**Exercise requirements:**
Return each line containing "LEDD".

%%

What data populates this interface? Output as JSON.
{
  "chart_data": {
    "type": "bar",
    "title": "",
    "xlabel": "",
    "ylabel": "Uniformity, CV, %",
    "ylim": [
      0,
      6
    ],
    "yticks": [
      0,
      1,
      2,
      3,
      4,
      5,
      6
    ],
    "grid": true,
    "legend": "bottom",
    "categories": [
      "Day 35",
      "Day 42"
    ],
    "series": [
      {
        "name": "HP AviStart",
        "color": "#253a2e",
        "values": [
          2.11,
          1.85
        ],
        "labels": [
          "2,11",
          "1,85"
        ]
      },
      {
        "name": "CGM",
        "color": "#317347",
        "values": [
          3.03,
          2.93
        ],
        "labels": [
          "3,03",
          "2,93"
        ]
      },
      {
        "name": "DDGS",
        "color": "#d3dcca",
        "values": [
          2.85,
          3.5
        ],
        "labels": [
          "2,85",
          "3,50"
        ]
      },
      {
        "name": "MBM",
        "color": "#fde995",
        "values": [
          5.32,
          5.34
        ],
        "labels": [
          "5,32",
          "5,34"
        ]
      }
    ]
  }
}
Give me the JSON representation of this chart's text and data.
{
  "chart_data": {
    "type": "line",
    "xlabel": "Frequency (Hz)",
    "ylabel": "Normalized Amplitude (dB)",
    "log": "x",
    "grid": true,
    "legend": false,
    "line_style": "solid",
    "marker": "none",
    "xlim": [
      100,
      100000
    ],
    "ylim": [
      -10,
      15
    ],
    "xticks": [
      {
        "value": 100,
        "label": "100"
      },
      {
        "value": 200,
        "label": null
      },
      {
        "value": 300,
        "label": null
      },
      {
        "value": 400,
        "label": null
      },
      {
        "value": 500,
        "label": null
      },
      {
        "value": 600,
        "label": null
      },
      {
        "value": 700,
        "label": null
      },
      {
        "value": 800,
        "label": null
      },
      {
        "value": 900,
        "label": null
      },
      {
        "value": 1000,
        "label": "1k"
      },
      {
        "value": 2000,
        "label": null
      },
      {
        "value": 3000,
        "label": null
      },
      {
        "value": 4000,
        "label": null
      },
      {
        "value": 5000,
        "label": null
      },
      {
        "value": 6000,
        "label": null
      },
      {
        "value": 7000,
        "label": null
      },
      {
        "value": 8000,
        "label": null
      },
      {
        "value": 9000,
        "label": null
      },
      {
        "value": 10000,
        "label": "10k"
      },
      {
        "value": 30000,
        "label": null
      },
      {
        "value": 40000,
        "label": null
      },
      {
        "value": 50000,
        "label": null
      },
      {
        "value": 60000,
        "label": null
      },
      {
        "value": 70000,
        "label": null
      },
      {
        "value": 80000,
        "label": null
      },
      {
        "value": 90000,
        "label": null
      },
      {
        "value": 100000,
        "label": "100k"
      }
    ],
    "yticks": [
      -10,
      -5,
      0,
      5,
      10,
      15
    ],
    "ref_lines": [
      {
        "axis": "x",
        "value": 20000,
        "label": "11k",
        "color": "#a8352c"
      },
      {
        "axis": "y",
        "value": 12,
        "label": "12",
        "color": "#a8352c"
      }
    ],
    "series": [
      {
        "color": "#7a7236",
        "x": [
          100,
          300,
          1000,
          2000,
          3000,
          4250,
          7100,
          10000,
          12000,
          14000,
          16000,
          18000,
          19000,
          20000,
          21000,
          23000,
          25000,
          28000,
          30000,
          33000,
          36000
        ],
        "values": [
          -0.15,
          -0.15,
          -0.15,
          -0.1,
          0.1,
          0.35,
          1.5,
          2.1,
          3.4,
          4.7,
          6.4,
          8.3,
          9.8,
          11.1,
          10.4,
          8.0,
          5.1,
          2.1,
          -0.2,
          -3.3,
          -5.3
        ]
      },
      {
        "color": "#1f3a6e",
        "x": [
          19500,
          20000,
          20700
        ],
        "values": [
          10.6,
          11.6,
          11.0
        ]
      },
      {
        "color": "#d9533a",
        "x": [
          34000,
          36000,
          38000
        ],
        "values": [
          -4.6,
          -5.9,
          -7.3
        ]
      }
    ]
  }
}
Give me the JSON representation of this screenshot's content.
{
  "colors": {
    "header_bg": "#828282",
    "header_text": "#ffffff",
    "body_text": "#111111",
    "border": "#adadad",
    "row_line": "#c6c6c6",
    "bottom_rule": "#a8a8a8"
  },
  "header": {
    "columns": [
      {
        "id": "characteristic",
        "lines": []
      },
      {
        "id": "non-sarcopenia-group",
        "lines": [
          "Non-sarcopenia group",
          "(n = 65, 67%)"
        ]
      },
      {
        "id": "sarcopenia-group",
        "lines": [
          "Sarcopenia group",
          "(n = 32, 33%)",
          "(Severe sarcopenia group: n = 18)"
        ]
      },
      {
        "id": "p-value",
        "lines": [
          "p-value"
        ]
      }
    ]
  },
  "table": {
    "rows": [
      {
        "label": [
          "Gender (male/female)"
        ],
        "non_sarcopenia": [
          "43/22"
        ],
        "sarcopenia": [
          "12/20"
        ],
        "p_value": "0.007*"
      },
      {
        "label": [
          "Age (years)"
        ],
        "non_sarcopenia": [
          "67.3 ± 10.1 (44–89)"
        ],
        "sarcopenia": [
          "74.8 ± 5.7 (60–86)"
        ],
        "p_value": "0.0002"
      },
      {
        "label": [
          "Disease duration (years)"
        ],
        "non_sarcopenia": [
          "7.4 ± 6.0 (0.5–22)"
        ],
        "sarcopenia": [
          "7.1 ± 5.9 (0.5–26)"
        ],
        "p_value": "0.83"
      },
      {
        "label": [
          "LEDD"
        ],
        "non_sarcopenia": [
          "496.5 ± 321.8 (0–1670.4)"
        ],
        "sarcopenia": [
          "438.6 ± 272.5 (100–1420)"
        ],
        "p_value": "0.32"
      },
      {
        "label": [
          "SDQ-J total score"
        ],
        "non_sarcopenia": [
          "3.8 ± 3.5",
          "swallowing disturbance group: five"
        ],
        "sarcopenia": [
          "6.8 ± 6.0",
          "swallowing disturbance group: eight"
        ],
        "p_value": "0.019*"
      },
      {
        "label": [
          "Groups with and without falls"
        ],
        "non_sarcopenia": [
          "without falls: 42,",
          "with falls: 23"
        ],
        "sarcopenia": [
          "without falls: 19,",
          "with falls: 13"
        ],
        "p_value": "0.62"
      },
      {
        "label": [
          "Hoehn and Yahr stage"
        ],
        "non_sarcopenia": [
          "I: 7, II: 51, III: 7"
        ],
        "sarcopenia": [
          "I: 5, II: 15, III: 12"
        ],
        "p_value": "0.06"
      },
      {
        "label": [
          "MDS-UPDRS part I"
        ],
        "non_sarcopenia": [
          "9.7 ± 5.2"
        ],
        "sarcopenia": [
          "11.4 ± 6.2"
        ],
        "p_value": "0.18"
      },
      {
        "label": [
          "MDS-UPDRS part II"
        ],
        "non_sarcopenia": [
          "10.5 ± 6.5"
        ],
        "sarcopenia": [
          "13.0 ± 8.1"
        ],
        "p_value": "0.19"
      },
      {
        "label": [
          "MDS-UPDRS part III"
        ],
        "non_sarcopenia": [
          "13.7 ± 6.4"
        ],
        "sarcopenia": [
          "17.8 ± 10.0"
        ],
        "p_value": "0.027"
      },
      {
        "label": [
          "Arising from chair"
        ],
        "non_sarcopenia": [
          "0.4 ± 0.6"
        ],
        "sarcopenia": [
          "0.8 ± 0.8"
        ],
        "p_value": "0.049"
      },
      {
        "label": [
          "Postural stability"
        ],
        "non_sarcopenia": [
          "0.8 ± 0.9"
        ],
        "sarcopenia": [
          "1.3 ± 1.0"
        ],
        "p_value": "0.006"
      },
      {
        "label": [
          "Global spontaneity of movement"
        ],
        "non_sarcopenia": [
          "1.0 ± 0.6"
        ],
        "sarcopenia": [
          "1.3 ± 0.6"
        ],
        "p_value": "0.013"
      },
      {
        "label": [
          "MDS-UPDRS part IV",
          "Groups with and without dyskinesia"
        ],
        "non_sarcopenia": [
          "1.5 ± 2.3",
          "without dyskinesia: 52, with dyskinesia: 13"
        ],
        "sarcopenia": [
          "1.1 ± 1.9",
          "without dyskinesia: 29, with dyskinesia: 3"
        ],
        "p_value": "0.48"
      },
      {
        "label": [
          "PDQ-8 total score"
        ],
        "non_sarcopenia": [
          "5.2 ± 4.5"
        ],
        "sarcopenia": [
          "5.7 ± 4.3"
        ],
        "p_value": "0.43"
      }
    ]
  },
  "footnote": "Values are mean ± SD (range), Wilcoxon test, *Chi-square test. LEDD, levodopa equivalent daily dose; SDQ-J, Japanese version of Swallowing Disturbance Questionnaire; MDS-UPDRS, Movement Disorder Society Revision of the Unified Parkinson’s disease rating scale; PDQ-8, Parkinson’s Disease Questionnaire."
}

%%

**Output below:**
          "LEDD"
  "footnote": "Values are mean ± SD (range), Wilcoxon test, *Chi-square test. LEDD, levodopa equivalent daily dose; SDQ-J, Japanese version of Swallowing Disturbance Questionnaire; MDS-UPDRS, Movement Disorder Society Revision of the Unified Parkinson’s disease rating scale; PDQ-8, Parkinson’s Disease Questionnaire."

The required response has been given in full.